-- What needs to be done --
Work out how many lines in the listing below include the word "image". Give nothing but the number.

** BEGIN Material provided **

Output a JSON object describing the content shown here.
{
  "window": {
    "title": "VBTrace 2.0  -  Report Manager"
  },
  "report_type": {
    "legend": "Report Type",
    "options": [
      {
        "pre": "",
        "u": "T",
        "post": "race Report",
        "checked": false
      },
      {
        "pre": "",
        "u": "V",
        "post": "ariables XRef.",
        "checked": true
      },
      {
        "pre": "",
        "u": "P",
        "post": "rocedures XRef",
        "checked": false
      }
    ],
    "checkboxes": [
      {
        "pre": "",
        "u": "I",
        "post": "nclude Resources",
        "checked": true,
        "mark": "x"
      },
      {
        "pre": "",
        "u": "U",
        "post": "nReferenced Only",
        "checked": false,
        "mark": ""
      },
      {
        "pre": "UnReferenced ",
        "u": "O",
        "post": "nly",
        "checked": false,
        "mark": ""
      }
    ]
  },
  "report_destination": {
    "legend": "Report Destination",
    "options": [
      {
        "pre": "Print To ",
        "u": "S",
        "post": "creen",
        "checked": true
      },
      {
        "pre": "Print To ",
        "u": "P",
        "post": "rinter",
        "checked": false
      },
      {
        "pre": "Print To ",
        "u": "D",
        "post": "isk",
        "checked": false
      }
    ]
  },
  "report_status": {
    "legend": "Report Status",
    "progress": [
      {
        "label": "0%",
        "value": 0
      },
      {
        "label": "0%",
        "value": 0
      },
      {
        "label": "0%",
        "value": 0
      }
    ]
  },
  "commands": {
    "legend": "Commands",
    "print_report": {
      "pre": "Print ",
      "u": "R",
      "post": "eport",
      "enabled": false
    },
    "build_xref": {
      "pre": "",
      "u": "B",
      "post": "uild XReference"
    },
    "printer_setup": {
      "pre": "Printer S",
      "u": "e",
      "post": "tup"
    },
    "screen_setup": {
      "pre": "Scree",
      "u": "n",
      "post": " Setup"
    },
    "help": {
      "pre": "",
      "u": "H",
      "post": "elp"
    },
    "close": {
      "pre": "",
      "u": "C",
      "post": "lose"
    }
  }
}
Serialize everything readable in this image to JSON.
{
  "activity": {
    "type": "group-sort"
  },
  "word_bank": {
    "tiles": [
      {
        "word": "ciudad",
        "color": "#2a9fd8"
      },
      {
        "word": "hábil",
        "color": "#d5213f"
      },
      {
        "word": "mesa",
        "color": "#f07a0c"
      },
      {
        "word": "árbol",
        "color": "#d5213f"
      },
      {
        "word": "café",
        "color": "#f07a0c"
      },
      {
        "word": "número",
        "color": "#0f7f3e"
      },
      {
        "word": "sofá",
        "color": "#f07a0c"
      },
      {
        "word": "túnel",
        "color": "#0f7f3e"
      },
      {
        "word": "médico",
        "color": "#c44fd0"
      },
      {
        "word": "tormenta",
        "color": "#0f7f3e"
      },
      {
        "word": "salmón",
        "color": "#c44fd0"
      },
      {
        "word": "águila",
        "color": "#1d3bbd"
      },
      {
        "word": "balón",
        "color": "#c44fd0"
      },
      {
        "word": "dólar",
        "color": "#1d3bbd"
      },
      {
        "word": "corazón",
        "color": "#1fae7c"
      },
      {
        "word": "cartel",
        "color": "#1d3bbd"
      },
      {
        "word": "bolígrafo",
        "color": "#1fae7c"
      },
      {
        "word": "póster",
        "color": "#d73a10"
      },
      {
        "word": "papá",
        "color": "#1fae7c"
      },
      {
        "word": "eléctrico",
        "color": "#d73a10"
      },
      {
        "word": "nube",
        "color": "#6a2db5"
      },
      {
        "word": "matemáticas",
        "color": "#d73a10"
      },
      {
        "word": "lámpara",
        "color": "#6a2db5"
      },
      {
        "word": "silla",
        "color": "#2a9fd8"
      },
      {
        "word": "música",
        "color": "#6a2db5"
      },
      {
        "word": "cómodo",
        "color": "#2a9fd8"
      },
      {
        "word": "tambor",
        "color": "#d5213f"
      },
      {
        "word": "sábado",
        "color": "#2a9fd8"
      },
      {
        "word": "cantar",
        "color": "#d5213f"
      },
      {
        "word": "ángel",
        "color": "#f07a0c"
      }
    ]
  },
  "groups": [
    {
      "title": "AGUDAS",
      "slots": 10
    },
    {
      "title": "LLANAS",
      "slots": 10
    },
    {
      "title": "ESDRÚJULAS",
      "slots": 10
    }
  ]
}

** END Material provided **
** BEGIN Material provided **

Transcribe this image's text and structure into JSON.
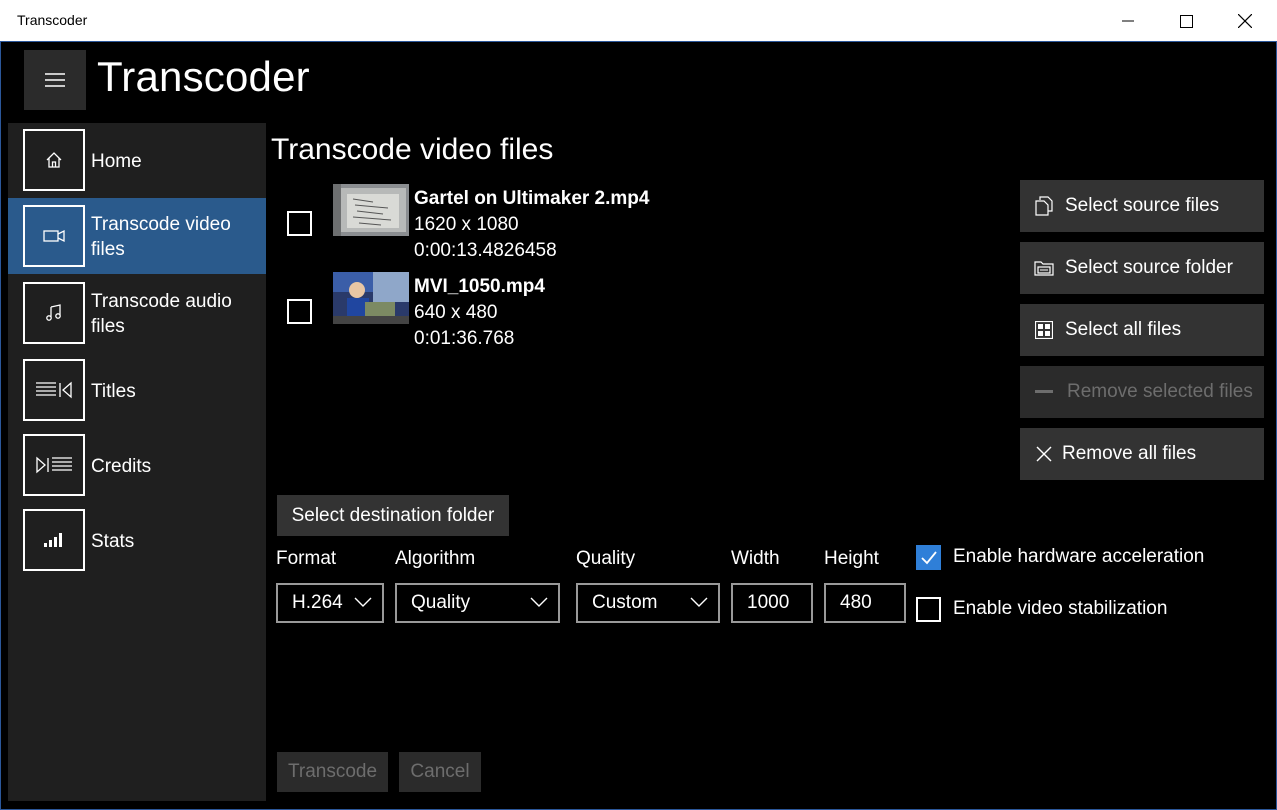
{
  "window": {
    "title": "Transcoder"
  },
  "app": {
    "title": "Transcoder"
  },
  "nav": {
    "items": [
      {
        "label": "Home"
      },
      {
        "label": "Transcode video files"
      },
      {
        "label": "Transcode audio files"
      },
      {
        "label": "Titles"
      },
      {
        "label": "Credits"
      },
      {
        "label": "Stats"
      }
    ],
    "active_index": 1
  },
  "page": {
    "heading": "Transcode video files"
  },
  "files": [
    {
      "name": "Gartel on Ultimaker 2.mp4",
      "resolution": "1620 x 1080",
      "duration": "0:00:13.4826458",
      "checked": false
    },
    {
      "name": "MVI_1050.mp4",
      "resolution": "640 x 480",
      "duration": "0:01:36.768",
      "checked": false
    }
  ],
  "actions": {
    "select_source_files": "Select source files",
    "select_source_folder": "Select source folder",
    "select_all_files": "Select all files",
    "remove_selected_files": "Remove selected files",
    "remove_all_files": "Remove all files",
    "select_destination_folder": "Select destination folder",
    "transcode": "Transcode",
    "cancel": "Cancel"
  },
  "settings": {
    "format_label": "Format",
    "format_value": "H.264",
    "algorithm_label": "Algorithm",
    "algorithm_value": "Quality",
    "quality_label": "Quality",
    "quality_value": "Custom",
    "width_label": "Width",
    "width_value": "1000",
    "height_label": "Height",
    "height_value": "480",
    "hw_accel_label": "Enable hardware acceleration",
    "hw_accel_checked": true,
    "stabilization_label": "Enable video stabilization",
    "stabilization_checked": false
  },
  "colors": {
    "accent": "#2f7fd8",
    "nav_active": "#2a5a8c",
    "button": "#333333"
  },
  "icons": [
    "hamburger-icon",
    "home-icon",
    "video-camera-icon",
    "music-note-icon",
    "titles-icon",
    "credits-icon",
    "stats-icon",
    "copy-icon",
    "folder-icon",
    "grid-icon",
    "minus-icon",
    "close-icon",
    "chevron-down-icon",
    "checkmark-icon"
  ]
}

** END Material provided **

-- Solution below --
2